- **DOCUMENT EXTRACT**:
Now hold on, you might object, surely when you unify the sensory components of your own body it feels more like yourself than
when you unify the sensory components of someone else’s body. After all, I do not confuse myself for you. True enough, but
this objection only serves to highlight the deeper concern. The question is, why don’t I confuse myself for you? One might
think that the answer has to do with the specific qualities that get bound together. Proprioceptive and tactile sensations,
in particular, seem to be uniquely self-involving. But this possibility has already been rejected. I can experience these
qualities without experiencing them as me. Indeed, it may well be that when I form an integrated representation of someone
else’s body, I do so by generating an integrated mental image using my own proprioceptive and tactile mechanisms. I may simulate
what it is like to be the other. If so, when I encounter another I may have two tactile-proprioceptive unities in mind, and
there may be nothing in those polysensory bundles as such that determines which one is me. This problem comes out all too
vividly in the case of out-of-body experiences. The person who drifts outside of her own body will experience two polysensory
somatic bundles. The fact that they are unified is not what makes her identify with one of these bundles as opposed to the
other. She might feel both bundles simultaneously, but only identify with one. Thus, identification cannot simply be a matter
of sensory integration. Something else must be going on.
I am arguing, in effect, that the phenomenal sense of ownership cannot simply be a matter of integrating multiple bodily representations.
More pointedly, I think it is misleading to ever talk about phenomenal ownership of the body, because there is nothing like
an experience of an owner bearing a relation to bodily perceptions. I am not denying that we can form
judgments about ownership. I know that my limbs belong to me. But there may
be no
experience of ownership. There may be an experience on the basis of which we
infer ownership, but the experience must involve more than an integrated body-representation. Such a representation is not sufficient.

- **TASKS AND EXERCISES**:
[1] In the passage on bodily ownership, what will a person who drifts outside her own body experience?
[2] Please carry on the passage on bodily ownership, starting right after its final sentence.

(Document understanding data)
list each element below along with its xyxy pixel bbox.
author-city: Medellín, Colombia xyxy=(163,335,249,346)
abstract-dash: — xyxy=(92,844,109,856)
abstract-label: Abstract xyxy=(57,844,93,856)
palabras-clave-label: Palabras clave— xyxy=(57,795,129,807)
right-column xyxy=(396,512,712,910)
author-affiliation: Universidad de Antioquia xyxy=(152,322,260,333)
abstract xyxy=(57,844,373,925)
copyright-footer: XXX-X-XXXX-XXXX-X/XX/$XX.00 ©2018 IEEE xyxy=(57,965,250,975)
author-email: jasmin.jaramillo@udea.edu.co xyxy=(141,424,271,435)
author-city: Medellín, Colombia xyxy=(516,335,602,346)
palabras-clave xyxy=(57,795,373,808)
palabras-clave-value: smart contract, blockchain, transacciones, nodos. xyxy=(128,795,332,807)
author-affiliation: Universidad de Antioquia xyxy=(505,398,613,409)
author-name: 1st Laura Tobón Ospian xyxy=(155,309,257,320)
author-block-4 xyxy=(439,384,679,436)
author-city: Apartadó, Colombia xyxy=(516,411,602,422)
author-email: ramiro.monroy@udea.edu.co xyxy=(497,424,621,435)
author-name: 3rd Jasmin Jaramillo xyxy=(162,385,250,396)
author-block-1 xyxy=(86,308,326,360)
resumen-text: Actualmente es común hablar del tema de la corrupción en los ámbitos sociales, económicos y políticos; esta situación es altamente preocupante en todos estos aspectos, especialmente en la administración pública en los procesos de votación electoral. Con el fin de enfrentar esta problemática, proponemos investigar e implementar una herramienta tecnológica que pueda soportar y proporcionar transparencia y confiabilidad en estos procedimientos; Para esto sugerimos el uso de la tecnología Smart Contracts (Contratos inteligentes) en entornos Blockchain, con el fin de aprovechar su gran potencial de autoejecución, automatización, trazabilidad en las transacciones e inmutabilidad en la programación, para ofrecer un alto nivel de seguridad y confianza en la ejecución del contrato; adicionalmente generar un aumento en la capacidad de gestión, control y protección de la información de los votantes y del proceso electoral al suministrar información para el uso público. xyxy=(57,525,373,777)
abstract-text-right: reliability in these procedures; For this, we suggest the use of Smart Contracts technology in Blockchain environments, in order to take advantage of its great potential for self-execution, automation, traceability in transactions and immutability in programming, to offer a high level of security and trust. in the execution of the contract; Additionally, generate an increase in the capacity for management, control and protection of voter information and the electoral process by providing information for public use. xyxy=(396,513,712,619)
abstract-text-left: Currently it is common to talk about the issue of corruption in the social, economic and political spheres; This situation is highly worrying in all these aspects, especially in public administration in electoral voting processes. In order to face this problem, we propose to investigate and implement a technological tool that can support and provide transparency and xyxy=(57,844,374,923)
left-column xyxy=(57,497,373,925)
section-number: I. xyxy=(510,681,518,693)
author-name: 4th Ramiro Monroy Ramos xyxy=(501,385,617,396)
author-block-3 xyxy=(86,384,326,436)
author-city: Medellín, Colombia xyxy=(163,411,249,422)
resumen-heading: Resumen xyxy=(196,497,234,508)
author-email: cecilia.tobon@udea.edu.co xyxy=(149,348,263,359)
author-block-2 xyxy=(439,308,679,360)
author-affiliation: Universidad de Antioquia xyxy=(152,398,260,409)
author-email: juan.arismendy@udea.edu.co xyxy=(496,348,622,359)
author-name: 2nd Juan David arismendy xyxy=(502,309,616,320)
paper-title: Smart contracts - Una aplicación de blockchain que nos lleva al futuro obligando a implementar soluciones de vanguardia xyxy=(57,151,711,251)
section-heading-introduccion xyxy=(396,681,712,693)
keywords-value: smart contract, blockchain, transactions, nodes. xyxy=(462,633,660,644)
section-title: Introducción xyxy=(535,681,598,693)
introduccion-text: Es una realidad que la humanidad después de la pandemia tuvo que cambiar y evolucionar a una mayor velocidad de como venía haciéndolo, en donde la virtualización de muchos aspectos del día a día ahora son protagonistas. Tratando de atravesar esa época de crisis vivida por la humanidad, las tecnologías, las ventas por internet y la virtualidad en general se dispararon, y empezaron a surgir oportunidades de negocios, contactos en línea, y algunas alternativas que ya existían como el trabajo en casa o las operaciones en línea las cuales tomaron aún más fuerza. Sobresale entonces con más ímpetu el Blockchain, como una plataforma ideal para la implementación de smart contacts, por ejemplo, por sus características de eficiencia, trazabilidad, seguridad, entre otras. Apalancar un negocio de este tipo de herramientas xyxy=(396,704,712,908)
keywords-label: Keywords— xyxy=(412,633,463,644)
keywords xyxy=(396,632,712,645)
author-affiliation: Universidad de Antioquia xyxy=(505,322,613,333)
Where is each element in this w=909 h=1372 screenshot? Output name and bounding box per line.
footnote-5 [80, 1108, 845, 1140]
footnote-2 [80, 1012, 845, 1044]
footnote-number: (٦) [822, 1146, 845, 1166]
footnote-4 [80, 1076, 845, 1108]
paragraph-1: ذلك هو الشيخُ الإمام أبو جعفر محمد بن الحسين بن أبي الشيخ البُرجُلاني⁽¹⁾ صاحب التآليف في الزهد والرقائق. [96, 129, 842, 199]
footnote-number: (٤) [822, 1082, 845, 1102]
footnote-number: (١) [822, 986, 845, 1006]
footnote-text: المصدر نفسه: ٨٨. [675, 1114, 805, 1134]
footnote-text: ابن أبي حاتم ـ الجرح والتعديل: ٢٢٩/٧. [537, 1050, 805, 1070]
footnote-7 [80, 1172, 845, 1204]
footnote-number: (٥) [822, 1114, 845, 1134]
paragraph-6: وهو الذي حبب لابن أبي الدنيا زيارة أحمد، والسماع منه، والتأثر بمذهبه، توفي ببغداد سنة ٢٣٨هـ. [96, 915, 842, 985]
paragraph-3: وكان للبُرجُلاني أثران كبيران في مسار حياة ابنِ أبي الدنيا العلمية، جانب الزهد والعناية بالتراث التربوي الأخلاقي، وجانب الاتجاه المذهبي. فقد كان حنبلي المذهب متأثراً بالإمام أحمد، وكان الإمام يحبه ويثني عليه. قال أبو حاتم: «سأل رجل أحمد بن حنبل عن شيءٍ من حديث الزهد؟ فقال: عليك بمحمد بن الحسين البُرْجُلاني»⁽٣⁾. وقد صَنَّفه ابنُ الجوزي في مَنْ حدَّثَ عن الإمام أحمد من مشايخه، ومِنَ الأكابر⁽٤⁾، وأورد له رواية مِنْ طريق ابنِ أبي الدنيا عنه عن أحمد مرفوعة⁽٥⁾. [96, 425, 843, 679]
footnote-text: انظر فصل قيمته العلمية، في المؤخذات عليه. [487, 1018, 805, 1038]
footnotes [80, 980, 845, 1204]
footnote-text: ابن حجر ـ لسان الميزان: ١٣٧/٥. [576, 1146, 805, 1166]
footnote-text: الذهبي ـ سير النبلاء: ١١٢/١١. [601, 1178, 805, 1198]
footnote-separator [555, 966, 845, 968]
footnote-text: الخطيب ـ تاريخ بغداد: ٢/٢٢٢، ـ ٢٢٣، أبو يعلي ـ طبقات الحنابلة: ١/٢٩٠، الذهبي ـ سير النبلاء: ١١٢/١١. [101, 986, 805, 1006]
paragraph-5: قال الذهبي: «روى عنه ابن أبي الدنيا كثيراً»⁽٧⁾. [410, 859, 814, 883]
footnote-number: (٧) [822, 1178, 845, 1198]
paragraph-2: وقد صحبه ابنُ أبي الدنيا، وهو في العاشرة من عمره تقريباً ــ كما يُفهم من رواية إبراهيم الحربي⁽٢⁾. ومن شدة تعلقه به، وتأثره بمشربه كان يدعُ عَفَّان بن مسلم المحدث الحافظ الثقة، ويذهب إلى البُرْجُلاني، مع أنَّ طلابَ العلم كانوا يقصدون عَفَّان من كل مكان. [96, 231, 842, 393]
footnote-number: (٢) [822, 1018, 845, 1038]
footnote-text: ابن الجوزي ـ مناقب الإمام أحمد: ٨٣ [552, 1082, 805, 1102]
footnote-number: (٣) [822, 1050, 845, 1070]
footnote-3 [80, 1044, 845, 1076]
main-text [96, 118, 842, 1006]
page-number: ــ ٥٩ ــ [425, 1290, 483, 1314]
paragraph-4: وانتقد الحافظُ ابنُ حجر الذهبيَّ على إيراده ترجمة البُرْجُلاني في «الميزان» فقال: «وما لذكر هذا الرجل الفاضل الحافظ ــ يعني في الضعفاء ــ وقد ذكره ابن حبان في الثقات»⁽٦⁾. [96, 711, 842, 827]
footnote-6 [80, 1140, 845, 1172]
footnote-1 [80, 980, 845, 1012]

- **OUTPUTS BY TASK**:
[1] Two polysensory somatic bundles.

[2]
Moreover, even if an integrated bundle of bodily perceptions were sufficient for a sense of ownership, it is far from obvious
that it would be sufficient for having a sense of one’s self as a subject, as opposed to an object. If I feel a pain in the
foot, I might be able to perceive that the affected foot is mine, but it does not follow that I experience the foot as a subject
of thought, experience, and action. The foot does not correspond to the “I” in the ascription “I have a pain in my foot.”
There is a gulf between “my” and “I.” The thesis of this chapter is that there is no phenomenal I, and integrated bodily representations do not allay that skepticism. If there were a phenomenal sense of ownership
(which I doubt), it would not qualify as a phenomenal experience of being a subject.
I would add that having integrated bodily representations is also not necessary for having a sense of self. It seems perfectly
possible to have one kind of bodily perception in the absence of others. An anesthetized person may lose the sense of touch,
a severely dizzy person may lose coherent proprioceptive information, and a blind person will have no visual experiences of
the body. Yet none of these conditions prevents a person from using the intact faculties to identify the self. This point
is poignantly illustrated in the case of
Ian Waterman, who lacks proprioception and touch (
Cole
1995). Waterman locates his body using vision, and has as much claim to knowing where he is and how his body is positioned as
someone with a more diverse sensory repertoire. He faces challenges in the dark, of course, but, when vision is available,
he can recognize that his limbs are his own.
In summary, I see several serious hurdles for those who want to find the phenomenal I in the experience of body ownership.
First, a sense of ownership would not be sufficient for a sense of self as subject. Second, the leading theory of body ownership
– integration of bodily perceptions – is not sufficient for explaining how we judge that a given bundle of bodily experiences
are mine. Third, integration of bodily perceptions is not necessary for making such judgments. Fourth, there may not even
be such a thing as the phenomenology of ownership.
The notion of ownership has been contrasted in cognitive neuroscience with the notion of authorship.
Ownership is the feeling associated with a
mental state belonging to me.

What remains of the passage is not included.